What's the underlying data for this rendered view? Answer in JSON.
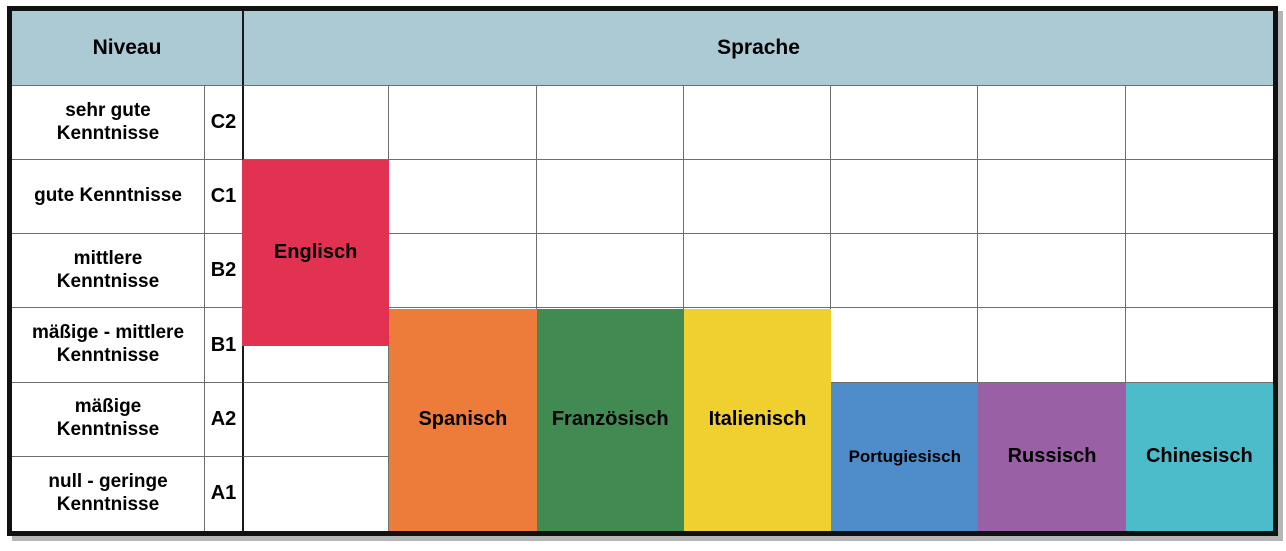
{
  "header": {
    "niveau": "Niveau",
    "sprache": "Sprache"
  },
  "levels": [
    {
      "label": "sehr gute\nKenntnisse",
      "code": "C2"
    },
    {
      "label": "gute Kenntnisse",
      "code": "C1"
    },
    {
      "label": "mittlere\nKenntnisse",
      "code": "B2"
    },
    {
      "label": "mäßige - mittlere\nKenntnisse",
      "code": "B1"
    },
    {
      "label": "mäßige\nKenntnisse",
      "code": "A2"
    },
    {
      "label": "null - geringe\nKenntnisse",
      "code": "A1"
    }
  ],
  "colors": {
    "header_bg": "#abcad4",
    "outer_border": "#111111",
    "grid_line": "#6e6e6e",
    "shadow": "#b5b5b5"
  },
  "chart_data": {
    "type": "bar",
    "orientation": "vertical-range-over-table-grid",
    "level_rows_top_to_bottom": [
      "C2",
      "C1",
      "B2",
      "B1",
      "A2",
      "A1"
    ],
    "languages": [
      {
        "name": "Englisch",
        "color": "#e13351",
        "column": 0,
        "level_top": "C1",
        "level_bottom": "B1 (middle)",
        "row_span": [
          1,
          3.5
        ]
      },
      {
        "name": "Spanisch",
        "color": "#ed7c3a",
        "column": 1,
        "level_top": "B1",
        "level_bottom": "A1",
        "row_span": [
          3,
          6
        ]
      },
      {
        "name": "Französisch",
        "color": "#418a52",
        "column": 2,
        "level_top": "B1",
        "level_bottom": "A1",
        "row_span": [
          3,
          6
        ]
      },
      {
        "name": "Italienisch",
        "color": "#f0d02f",
        "column": 3,
        "level_top": "B1",
        "level_bottom": "A1",
        "row_span": [
          3,
          6
        ]
      },
      {
        "name": "Portugiesisch",
        "color": "#4e8cca",
        "column": 4,
        "level_top": "A2",
        "level_bottom": "A1",
        "row_span": [
          4,
          6
        ]
      },
      {
        "name": "Russisch",
        "color": "#9a60a5",
        "column": 5,
        "level_top": "A2",
        "level_bottom": "A1",
        "row_span": [
          4,
          6
        ]
      },
      {
        "name": "Chinesisch",
        "color": "#4dbcca",
        "column": 6,
        "level_top": "A2",
        "level_bottom": "A1",
        "row_span": [
          4,
          6
        ]
      }
    ]
  }
}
----
Pick out each line that holds the string "code".

• _EXERCISE RESULT_:
      "code": "C2"
      "code": "C1"
      "code": "B2"
      "code": "B1"
      "code": "A2"
      "code": "A1"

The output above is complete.